● Written instruction: Search the listing below for the string "ligada" and show each line that contains it.

══ Data shown ══

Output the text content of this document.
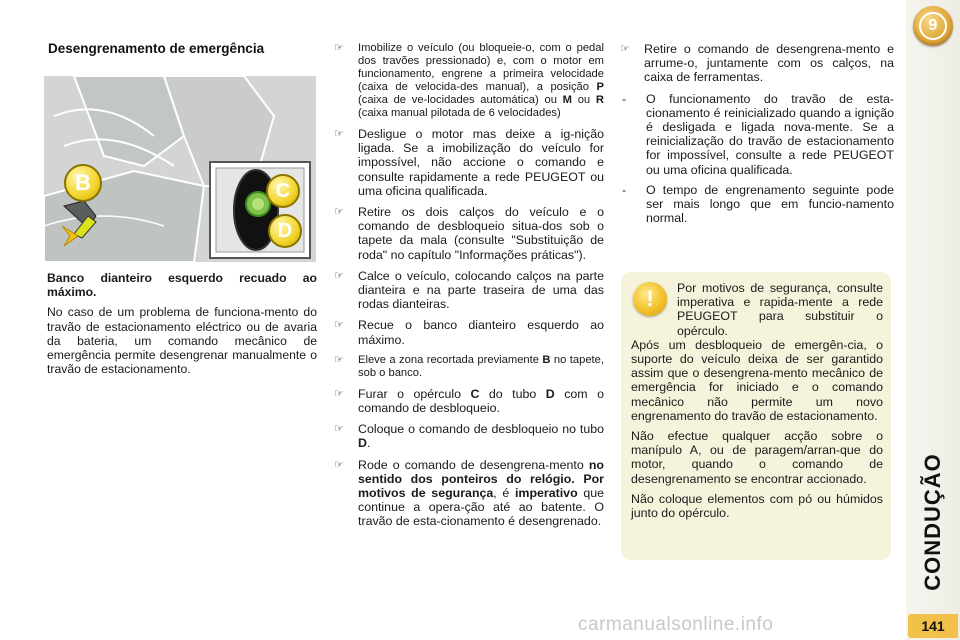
9
CONDUÇÃO
141
Desengrenamento de emergência
B	C
D

Banco dianteiro esquerdo recuado ao máximo.

No caso de um problema de funciona-mento do travão de estacionamento eléctrico ou de avaria da bateria, um comando mecânico de emergência permite desengrenar manualmente o travão de estacionamento.

☞	Imobilize o veículo (ou bloqueie-o, com o pedal dos travões pressionado) e, com o motor em funcionamento, engrene a primeira velocidade (caixa de velocida-des manual), a posição P (caixa de ve-locidades automática) ou M ou R (caixa manual pilotada de 6 velocidades)
☞	Desligue o motor mas deixe a ig-nição ligada. Se a imobilização do veículo for impossível, não accione o comando e consulte rapidamente a rede PEUGEOT ou uma oficina qualificada.
☞	Retire os dois calços do veículo e o comando de desbloqueio situa-dos sob o tapete da mala (consulte "Substituição de roda" no capítulo "Informações práticas").
☞	Calce o veículo, colocando calços na parte dianteira e na parte traseira de uma das rodas dianteiras.
☞	Recue o banco dianteiro esquerdo ao máximo.
☞	Eleve a zona recortada previamente B no tapete, sob o banco.
☞	Furar o opérculo C do tubo D com o comando de desbloqueio.
☞	Coloque o comando de desbloqueio no tubo D.
☞	Rode o comando de desengrena-mento no sentido dos ponteiros do relógio. Por motivos de segurança, é imperativo que continue a opera-ção até ao batente. O travão de esta-cionamento é desengrenado.
☞	Retire o comando de desengrena-mento e arrume-o, juntamente com os calços, na caixa de ferramentas.
- O funcionamento do travão de esta-cionamento é reinicializado quando a ignição é desligada e ligada nova-mente. Se a reinicialização do travão de estacionamento for impossível, consulte a rede PEUGEOT ou uma oficina qualificada.
- O tempo de engrenamento seguinte pode ser mais longo que em funcio-namento normal.
!	Por motivos de segurança, consulte imperativa e rapida-mente a rede PEUGEOT para substituir o opérculo.

Após um desbloqueio de emergên-cia, o suporte do veículo deixa de ser garantido assim que o desengrena-mento mecânico de emergência for iniciado e o comando mecânico não permite um novo engrenamento do travão de estacionamento.

Não efectue qualquer acção sobre o manípulo A, ou de paragem/arran-que do motor, quando o comando de desengrenamento se encontrar accionado.

Não coloque elementos com pó ou húmidos junto do opérculo.

carmanualsonline.info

═══

● Solution to this problem:
☞	Desligue o motor mas deixe a ig-nição ligada. Se a imobilização do veículo for impossível, não accione o comando e consulte rapidamente a rede PEUGEOT ou uma oficina qualificada.
- O funcionamento do travão de esta-cionamento é reinicializado quando a ignição é desligada e ligada nova-mente. Se a reinicialização do travão de estacionamento for impossível, consulte a rede PEUGEOT ou uma oficina qualificada.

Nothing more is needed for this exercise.